> [GIVEN PROBLEM] Copy the records below exactly, leaving out any pictures.

......

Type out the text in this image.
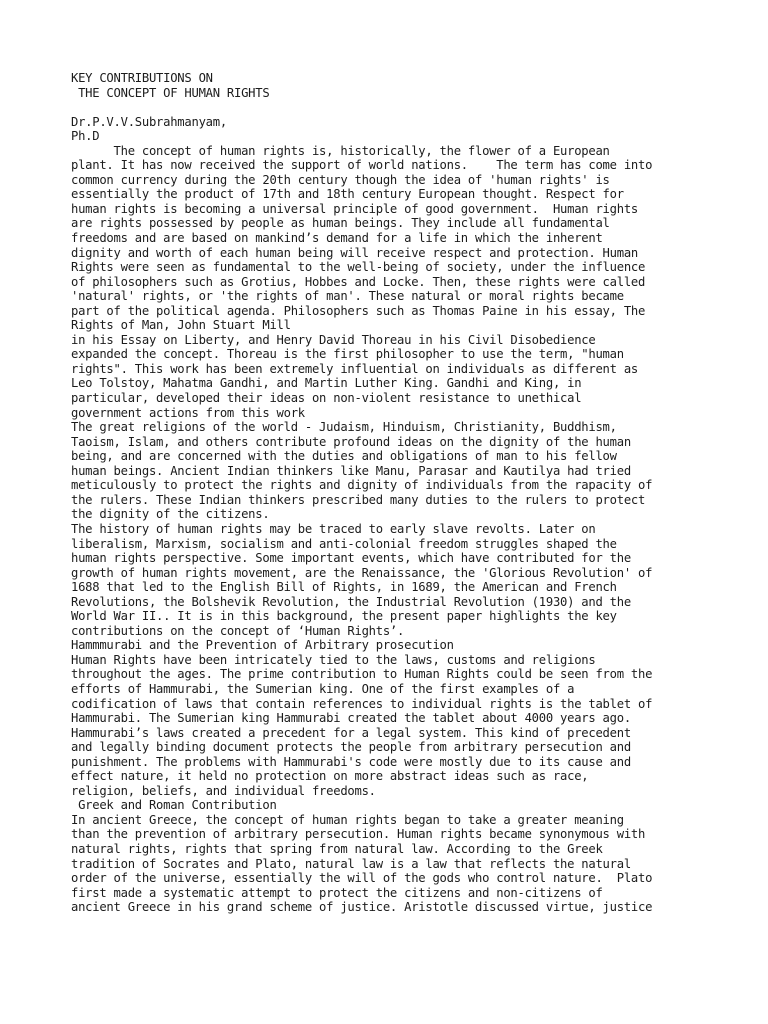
KEY CONTRIBUTIONS ON
THE CONCEPT OF HUMAN RIGHTS
Dr.P.V.V.Subrahmanyam,
Ph.D
The concept of human rights is, historically, the flower of a European
plant. It has now received the support of world nations.    The term has come into
common currency during the 20th century though the idea of 'human rights' is
essentially the product of 17th and 18th century European thought. Respect for
human rights is becoming a universal principle of good government.  Human rights
are rights possessed by people as human beings. They include all fundamental
freedoms and are based on mankind’s demand for a life in which the inherent
dignity and worth of each human being will receive respect and protection. Human
Rights were seen as fundamental to the well-being of society, under the influence
of philosophers such as Grotius, Hobbes and Locke. Then, these rights were called
'natural' rights, or 'the rights of man'. These natural or moral rights became
part of the political agenda. Philosophers such as Thomas Paine in his essay, The
Rights of Man, John Stuart Mill
in his Essay on Liberty, and Henry David Thoreau in his Civil Disobedience
expanded the concept. Thoreau is the first philosopher to use the term, "human
rights". This work has been extremely influential on individuals as different as
Leo Tolstoy, Mahatma Gandhi, and Martin Luther King. Gandhi and King, in
particular, developed their ideas on non-violent resistance to unethical
government actions from this work
The great religions of the world - Judaism, Hinduism, Christianity, Buddhism,
Taoism, Islam, and others contribute profound ideas on the dignity of the human
being, and are concerned with the duties and obligations of man to his fellow
human beings. Ancient Indian thinkers like Manu, Parasar and Kautilya had tried
meticulously to protect the rights and dignity of individuals from the rapacity of
the rulers. These Indian thinkers prescribed many duties to the rulers to protect
the dignity of the citizens.
The history of human rights may be traced to early slave revolts. Later on
liberalism, Marxism, socialism and anti-colonial freedom struggles shaped the
human rights perspective. Some important events, which have contributed for the
growth of human rights movement, are the Renaissance, the 'Glorious Revolution' of
1688 that led to the English Bill of Rights, in 1689, the American and French
Revolutions, the Bolshevik Revolution, the Industrial Revolution (1930) and the
World War II.. It is in this background, the present paper highlights the key
contributions on the concept of ‘Human Rights’.
Hammmurabi and the Prevention of Arbitrary prosecution
Human Rights have been intricately tied to the laws, customs and religions
throughout the ages. The prime contribution to Human Rights could be seen from the
efforts of Hammurabi, the Sumerian king. One of the first examples of a
codification of laws that contain references to individual rights is the tablet of
Hammurabi. The Sumerian king Hammurabi created the tablet about 4000 years ago.
Hammurabi’s laws created a precedent for a legal system. This kind of precedent
and legally binding document protects the people from arbitrary persecution and
punishment. The problems with Hammurabi's code were mostly due to its cause and
effect nature, it held no protection on more abstract ideas such as race,
religion, beliefs, and individual freedoms.
Greek and Roman Contribution
In ancient Greece, the concept of human rights began to take a greater meaning
than the prevention of arbitrary persecution. Human rights became synonymous with
natural rights, rights that spring from natural law. According to the Greek
tradition of Socrates and Plato, natural law is a law that reflects the natural
order of the universe, essentially the will of the gods who control nature.  Plato
first made a systematic attempt to protect the citizens and non-citizens of
ancient Greece in his grand scheme of justice. Aristotle discussed virtue, justice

......

> [FULL OUTPUT]
Type out the text in this image.
KEY CONTRIBUTIONS ON
THE CONCEPT OF HUMAN RIGHTS
Dr.P.V.V.Subrahmanyam,
Ph.D
The concept of human rights is, historically, the flower of a European
plant. It has now received the support of world nations.    The term has come into
common currency during the 20th century though the idea of 'human rights' is
essentially the product of 17th and 18th century European thought. Respect for
human rights is becoming a universal principle of good government.  Human rights
are rights possessed by people as human beings. They include all fundamental
freedoms and are based on mankind’s demand for a life in which the inherent
dignity and worth of each human being will receive respect and protection. Human
Rights were seen as fundamental to the well-being of society, under the influence
of philosophers such as Grotius, Hobbes and Locke. Then, these rights were called
'natural' rights, or 'the rights of man'. These natural or moral rights became
part of the political agenda. Philosophers such as Thomas Paine in his essay, The
Rights of Man, John Stuart Mill
in his Essay on Liberty, and Henry David Thoreau in his Civil Disobedience
expanded the concept. Thoreau is the first philosopher to use the term, "human
rights". This work has been extremely influential on individuals as different as
Leo Tolstoy, Mahatma Gandhi, and Martin Luther King. Gandhi and King, in
particular, developed their ideas on non-violent resistance to unethical
government actions from this work
The great religions of the world - Judaism, Hinduism, Christianity, Buddhism,
Taoism, Islam, and others contribute profound ideas on the dignity of the human
being, and are concerned with the duties and obligations of man to his fellow
human beings. Ancient Indian thinkers like Manu, Parasar and Kautilya had tried
meticulously to protect the rights and dignity of individuals from the rapacity of
the rulers. These Indian thinkers prescribed many duties to the rulers to protect
the dignity of the citizens.
The history of human rights may be traced to early slave revolts. Later on
liberalism, Marxism, socialism and anti-colonial freedom struggles shaped the
human rights perspective. Some important events, which have contributed for the
growth of human rights movement, are the Renaissance, the 'Glorious Revolution' of
1688 that led to the English Bill of Rights, in 1689, the American and French
Revolutions, the Bolshevik Revolution, the Industrial Revolution (1930) and the
World War II.. It is in this background, the present paper highlights the key
contributions on the concept of ‘Human Rights’.
Hammmurabi and the Prevention of Arbitrary prosecution
Human Rights have been intricately tied to the laws, customs and religions
throughout the ages. The prime contribution to Human Rights could be seen from the
efforts of Hammurabi, the Sumerian king. One of the first examples of a
codification of laws that contain references to individual rights is the tablet of
Hammurabi. The Sumerian king Hammurabi created the tablet about 4000 years ago.
Hammurabi’s laws created a precedent for a legal system. This kind of precedent
and legally binding document protects the people from arbitrary persecution and
punishment. The problems with Hammurabi's code were mostly due to its cause and
effect nature, it held no protection on more abstract ideas such as race,
religion, beliefs, and individual freedoms.
Greek and Roman Contribution
In ancient Greece, the concept of human rights began to take a greater meaning
than the prevention of arbitrary persecution. Human rights became synonymous with
natural rights, rights that spring from natural law. According to the Greek
tradition of Socrates and Plato, natural law is a law that reflects the natural
order of the universe, essentially the will of the gods who control nature.  Plato
first made a systematic attempt to protect the citizens and non-citizens of
ancient Greece in his grand scheme of justice. Aristotle discussed virtue, justice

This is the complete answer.